Challenge
Write out the records word for word, with no pictures.

==== Material for this task

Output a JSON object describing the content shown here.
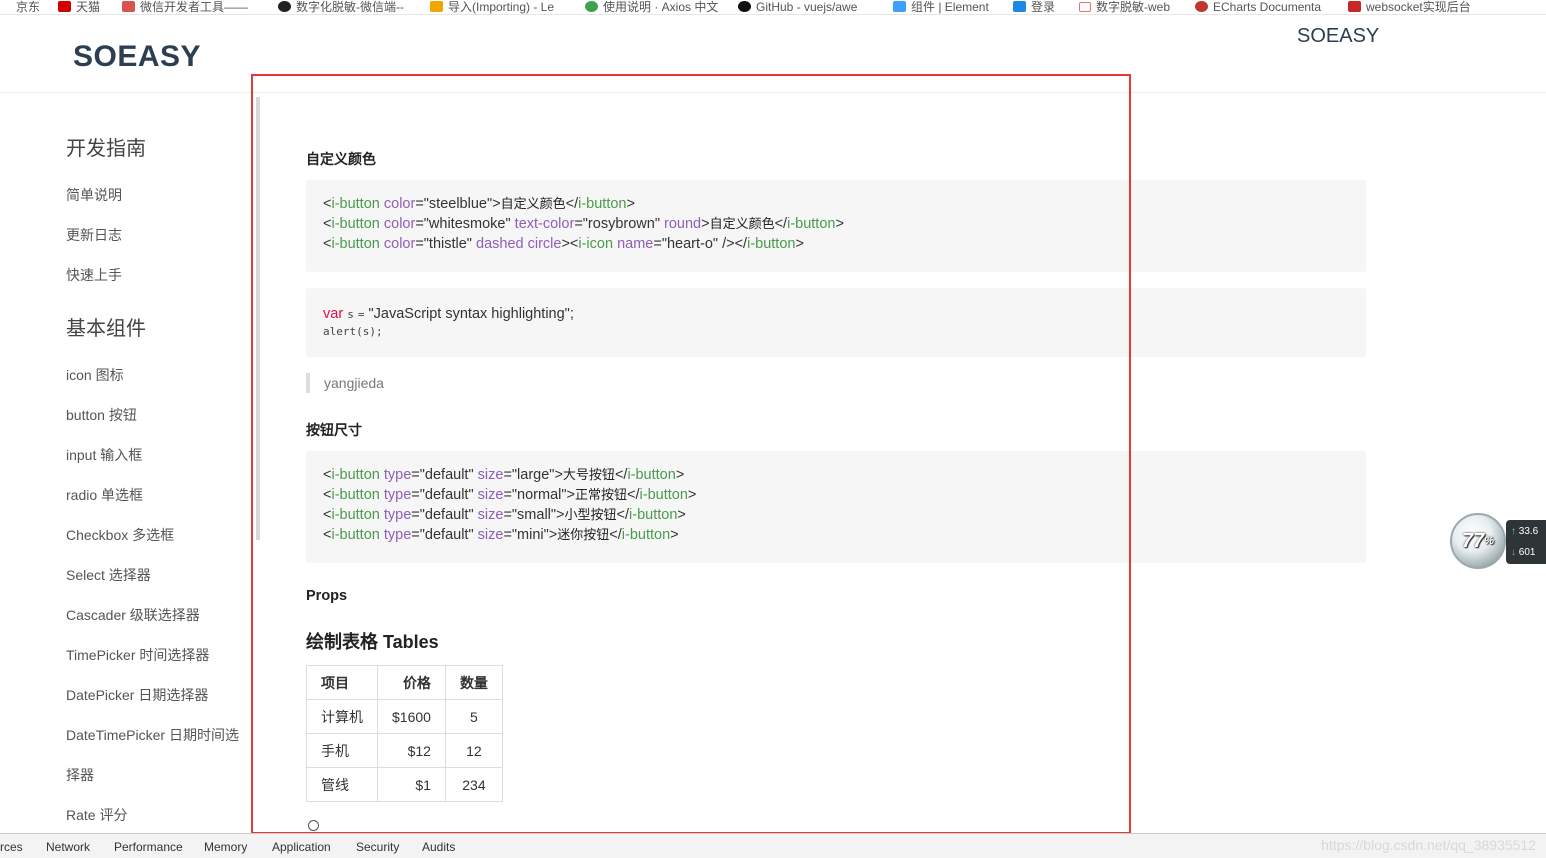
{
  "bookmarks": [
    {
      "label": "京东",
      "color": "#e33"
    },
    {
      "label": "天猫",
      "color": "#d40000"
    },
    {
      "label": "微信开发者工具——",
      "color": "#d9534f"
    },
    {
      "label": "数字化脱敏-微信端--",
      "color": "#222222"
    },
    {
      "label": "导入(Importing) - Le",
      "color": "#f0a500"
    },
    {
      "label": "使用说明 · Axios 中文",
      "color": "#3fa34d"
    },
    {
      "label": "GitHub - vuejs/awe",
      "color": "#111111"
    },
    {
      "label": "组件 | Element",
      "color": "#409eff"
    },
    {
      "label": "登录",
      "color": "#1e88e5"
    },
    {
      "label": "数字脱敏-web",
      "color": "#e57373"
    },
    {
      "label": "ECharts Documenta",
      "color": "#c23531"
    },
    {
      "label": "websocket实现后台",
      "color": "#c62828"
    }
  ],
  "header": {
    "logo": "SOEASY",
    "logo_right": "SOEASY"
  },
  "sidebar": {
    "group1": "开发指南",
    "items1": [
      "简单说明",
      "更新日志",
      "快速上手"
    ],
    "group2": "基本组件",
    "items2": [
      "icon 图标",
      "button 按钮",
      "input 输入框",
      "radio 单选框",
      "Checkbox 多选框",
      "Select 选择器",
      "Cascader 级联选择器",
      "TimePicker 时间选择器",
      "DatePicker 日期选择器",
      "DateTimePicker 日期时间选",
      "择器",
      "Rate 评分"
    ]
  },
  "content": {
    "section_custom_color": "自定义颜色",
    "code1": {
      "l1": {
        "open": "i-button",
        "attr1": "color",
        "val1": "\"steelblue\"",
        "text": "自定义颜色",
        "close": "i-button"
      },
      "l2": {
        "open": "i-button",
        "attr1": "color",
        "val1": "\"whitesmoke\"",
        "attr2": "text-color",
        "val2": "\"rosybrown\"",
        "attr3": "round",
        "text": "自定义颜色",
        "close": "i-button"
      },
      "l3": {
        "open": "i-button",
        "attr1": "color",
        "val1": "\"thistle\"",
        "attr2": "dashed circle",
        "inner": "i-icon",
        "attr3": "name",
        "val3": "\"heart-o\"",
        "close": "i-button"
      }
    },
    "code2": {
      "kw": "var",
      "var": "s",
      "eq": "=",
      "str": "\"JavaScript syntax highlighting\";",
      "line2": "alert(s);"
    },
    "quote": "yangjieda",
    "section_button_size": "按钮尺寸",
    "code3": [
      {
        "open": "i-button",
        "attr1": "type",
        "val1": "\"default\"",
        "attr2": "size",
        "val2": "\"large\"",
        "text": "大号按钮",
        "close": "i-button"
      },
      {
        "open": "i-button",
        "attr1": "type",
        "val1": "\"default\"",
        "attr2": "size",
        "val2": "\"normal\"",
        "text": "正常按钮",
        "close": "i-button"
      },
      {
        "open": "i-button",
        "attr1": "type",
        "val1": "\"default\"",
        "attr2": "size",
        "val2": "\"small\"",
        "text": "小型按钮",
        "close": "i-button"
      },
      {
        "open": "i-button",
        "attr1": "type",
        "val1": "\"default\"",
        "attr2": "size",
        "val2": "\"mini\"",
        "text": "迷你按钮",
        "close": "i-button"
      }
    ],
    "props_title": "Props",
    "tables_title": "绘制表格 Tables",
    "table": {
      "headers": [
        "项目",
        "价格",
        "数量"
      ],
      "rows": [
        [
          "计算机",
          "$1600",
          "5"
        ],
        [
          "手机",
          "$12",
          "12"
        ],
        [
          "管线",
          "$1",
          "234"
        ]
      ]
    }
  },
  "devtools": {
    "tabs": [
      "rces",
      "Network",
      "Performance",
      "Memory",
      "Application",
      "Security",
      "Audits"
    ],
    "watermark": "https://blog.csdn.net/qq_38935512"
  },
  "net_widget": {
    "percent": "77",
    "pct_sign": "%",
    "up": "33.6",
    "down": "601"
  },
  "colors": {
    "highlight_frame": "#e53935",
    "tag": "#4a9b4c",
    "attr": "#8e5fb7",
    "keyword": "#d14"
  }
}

========

Response to the exercise
Output a JSON object describing the content shown here.
{
  "bookmarks": [
    {
      "label": "京东",
      "color": "#e33"
    },
    {
      "label": "天猫",
      "color": "#d40000"
    },
    {
      "label": "微信开发者工具——",
      "color": "#d9534f"
    },
    {
      "label": "数字化脱敏-微信端--",
      "color": "#222222"
    },
    {
      "label": "导入(Importing) - Le",
      "color": "#f0a500"
    },
    {
      "label": "使用说明 · Axios 中文",
      "color": "#3fa34d"
    },
    {
      "label": "GitHub - vuejs/awe",
      "color": "#111111"
    },
    {
      "label": "组件 | Element",
      "color": "#409eff"
    },
    {
      "label": "登录",
      "color": "#1e88e5"
    },
    {
      "label": "数字脱敏-web",
      "color": "#e57373"
    },
    {
      "label": "ECharts Documenta",
      "color": "#c23531"
    },
    {
      "label": "websocket实现后台",
      "color": "#c62828"
    }
  ],
  "header": {
    "logo": "SOEASY",
    "logo_right": "SOEASY"
  },
  "sidebar": {
    "group1": "开发指南",
    "items1": [
      "简单说明",
      "更新日志",
      "快速上手"
    ],
    "group2": "基本组件",
    "items2": [
      "icon 图标",
      "button 按钮",
      "input 输入框",
      "radio 单选框",
      "Checkbox 多选框",
      "Select 选择器",
      "Cascader 级联选择器",
      "TimePicker 时间选择器",
      "DatePicker 日期选择器",
      "DateTimePicker 日期时间选",
      "择器",
      "Rate 评分"
    ]
  },
  "content": {
    "section_custom_color": "自定义颜色",
    "code1": {
      "l1": {
        "open": "i-button",
        "attr1": "color",
        "val1": "\"steelblue\"",
        "text": "自定义颜色",
        "close": "i-button"
      },
      "l2": {
        "open": "i-button",
        "attr1": "color",
        "val1": "\"whitesmoke\"",
        "attr2": "text-color",
        "val2": "\"rosybrown\"",
        "attr3": "round",
        "text": "自定义颜色",
        "close": "i-button"
      },
      "l3": {
        "open": "i-button",
        "attr1": "color",
        "val1": "\"thistle\"",
        "attr2": "dashed circle",
        "inner": "i-icon",
        "attr3": "name",
        "val3": "\"heart-o\"",
        "close": "i-button"
      }
    },
    "code2": {
      "kw": "var",
      "var": "s",
      "eq": "=",
      "str": "\"JavaScript syntax highlighting\";",
      "line2": "alert(s);"
    },
    "quote": "yangjieda",
    "section_button_size": "按钮尺寸",
    "code3": [
      {
        "open": "i-button",
        "attr1": "type",
        "val1": "\"default\"",
        "attr2": "size",
        "val2": "\"large\"",
        "text": "大号按钮",
        "close": "i-button"
      },
      {
        "open": "i-button",
        "attr1": "type",
        "val1": "\"default\"",
        "attr2": "size",
        "val2": "\"normal\"",
        "text": "正常按钮",
        "close": "i-button"
      },
      {
        "open": "i-button",
        "attr1": "type",
        "val1": "\"default\"",
        "attr2": "size",
        "val2": "\"small\"",
        "text": "小型按钮",
        "close": "i-button"
      },
      {
        "open": "i-button",
        "attr1": "type",
        "val1": "\"default\"",
        "attr2": "size",
        "val2": "\"mini\"",
        "text": "迷你按钮",
        "close": "i-button"
      }
    ],
    "props_title": "Props",
    "tables_title": "绘制表格 Tables",
    "table": {
      "headers": [
        "项目",
        "价格",
        "数量"
      ],
      "rows": [
        [
          "计算机",
          "$1600",
          "5"
        ],
        [
          "手机",
          "$12",
          "12"
        ],
        [
          "管线",
          "$1",
          "234"
        ]
      ]
    }
  },
  "devtools": {
    "tabs": [
      "rces",
      "Network",
      "Performance",
      "Memory",
      "Application",
      "Security",
      "Audits"
    ],
    "watermark": "https://blog.csdn.net/qq_38935512"
  },
  "net_widget": {
    "percent": "77",
    "pct_sign": "%",
    "up": "33.6",
    "down": "601"
  },
  "colors": {
    "highlight_frame": "#e53935",
    "tag": "#4a9b4c",
    "attr": "#8e5fb7",
    "keyword": "#d14"
  }
}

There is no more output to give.